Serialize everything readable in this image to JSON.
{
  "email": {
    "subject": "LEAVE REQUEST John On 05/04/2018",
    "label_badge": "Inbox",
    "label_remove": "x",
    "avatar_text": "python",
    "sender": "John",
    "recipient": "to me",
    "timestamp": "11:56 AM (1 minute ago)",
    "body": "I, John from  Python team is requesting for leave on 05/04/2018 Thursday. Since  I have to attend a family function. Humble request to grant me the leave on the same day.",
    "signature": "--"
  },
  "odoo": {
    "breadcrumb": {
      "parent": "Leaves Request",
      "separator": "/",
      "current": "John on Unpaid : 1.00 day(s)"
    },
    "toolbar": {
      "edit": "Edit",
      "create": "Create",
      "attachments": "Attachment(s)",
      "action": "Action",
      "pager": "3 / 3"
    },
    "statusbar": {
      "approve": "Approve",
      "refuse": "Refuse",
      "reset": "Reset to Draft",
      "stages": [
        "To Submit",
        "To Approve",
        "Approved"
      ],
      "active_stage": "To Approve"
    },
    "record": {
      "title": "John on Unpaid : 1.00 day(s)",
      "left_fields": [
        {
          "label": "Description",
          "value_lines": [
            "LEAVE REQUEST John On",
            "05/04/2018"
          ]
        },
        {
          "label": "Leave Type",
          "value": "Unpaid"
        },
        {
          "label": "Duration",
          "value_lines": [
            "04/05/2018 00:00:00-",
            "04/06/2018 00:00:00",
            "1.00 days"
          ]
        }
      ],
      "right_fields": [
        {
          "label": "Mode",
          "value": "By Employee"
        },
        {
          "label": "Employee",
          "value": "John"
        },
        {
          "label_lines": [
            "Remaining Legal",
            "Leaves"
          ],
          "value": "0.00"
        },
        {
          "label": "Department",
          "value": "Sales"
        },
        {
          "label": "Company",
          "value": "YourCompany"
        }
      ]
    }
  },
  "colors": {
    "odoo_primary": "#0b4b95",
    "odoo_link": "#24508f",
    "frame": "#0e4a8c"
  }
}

--------------------------------

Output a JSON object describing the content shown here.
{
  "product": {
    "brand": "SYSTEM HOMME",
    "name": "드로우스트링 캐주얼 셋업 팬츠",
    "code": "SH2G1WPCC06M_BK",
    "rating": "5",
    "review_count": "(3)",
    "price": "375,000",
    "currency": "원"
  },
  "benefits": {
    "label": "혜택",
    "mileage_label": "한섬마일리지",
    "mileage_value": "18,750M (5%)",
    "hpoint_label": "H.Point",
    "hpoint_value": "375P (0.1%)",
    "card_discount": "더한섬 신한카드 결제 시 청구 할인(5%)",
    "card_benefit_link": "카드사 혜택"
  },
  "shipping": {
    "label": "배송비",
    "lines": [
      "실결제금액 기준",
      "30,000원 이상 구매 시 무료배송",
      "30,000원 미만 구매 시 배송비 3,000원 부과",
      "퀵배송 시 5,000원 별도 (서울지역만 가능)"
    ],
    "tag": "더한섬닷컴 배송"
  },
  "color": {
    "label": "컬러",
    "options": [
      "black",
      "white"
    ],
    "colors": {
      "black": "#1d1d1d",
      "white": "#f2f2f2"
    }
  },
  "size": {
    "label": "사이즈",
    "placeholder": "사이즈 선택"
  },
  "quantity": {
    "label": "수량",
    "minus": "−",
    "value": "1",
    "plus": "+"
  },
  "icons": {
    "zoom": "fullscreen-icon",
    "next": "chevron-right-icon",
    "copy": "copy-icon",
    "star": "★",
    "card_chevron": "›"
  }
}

--------------------------------

» **What is required**
Determine how many lines of the listing above hold the word "Unpaid". Report that number without anything else.

» **Result of this exercise**
3